### Direction:
Please give the listing again, word for word, with nothing left out.

### Data provided:
▶
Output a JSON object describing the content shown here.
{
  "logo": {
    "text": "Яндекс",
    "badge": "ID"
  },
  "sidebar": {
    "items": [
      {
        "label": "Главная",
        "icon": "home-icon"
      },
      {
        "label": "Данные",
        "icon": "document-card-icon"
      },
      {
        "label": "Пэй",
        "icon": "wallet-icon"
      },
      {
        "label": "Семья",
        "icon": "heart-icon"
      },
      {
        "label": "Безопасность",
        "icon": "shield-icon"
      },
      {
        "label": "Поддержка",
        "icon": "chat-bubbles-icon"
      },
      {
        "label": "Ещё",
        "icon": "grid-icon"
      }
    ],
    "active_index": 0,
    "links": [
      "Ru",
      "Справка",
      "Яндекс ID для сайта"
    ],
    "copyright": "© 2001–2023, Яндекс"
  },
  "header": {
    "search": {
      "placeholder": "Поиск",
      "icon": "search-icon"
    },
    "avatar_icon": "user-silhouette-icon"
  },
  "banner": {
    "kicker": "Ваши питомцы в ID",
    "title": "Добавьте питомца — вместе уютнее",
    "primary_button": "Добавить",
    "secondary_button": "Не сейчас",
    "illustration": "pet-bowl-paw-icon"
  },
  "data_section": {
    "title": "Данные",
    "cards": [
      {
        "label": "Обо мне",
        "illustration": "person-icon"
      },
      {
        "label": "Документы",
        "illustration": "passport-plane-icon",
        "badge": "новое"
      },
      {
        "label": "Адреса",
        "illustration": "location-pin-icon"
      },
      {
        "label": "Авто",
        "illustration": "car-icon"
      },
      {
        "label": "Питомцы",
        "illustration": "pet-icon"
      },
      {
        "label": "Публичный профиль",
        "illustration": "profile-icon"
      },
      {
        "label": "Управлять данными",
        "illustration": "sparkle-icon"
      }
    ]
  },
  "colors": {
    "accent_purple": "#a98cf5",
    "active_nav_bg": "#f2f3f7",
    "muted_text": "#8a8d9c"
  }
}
◀
### Expected answer:
Output a JSON object describing the content shown here.
{
  "logo": {
    "text": "Яндекс",
    "badge": "ID"
  },
  "sidebar": {
    "items": [
      {
        "label": "Главная",
        "icon": "home-icon"
      },
      {
        "label": "Данные",
        "icon": "document-card-icon"
      },
      {
        "label": "Пэй",
        "icon": "wallet-icon"
      },
      {
        "label": "Семья",
        "icon": "heart-icon"
      },
      {
        "label": "Безопасность",
        "icon": "shield-icon"
      },
      {
        "label": "Поддержка",
        "icon": "chat-bubbles-icon"
      },
      {
        "label": "Ещё",
        "icon": "grid-icon"
      }
    ],
    "active_index": 0,
    "links": [
      "Ru",
      "Справка",
      "Яндекс ID для сайта"
    ],
    "copyright": "© 2001–2023, Яндекс"
  },
  "header": {
    "search": {
      "placeholder": "Поиск",
      "icon": "search-icon"
    },
    "avatar_icon": "user-silhouette-icon"
  },
  "banner": {
    "kicker": "Ваши питомцы в ID",
    "title": "Добавьте питомца — вместе уютнее",
    "primary_button": "Добавить",
    "secondary_button": "Не сейчас",
    "illustration": "pet-bowl-paw-icon"
  },
  "data_section": {
    "title": "Данные",
    "cards": [
      {
        "label": "Обо мне",
        "illustration": "person-icon"
      },
      {
        "label": "Документы",
        "illustration": "passport-plane-icon",
        "badge": "новое"
      },
      {
        "label": "Адреса",
        "illustration": "location-pin-icon"
      },
      {
        "label": "Авто",
        "illustration": "car-icon"
      },
      {
        "label": "Питомцы",
        "illustration": "pet-icon"
      },
      {
        "label": "Публичный профиль",
        "illustration": "profile-icon"
      },
      {
        "label": "Управлять данными",
        "illustration": "sparkle-icon"
      }
    ]
  },
  "colors": {
    "accent_purple": "#a98cf5",
    "active_nav_bg": "#f2f3f7",
    "muted_text": "#8a8d9c"
  }
}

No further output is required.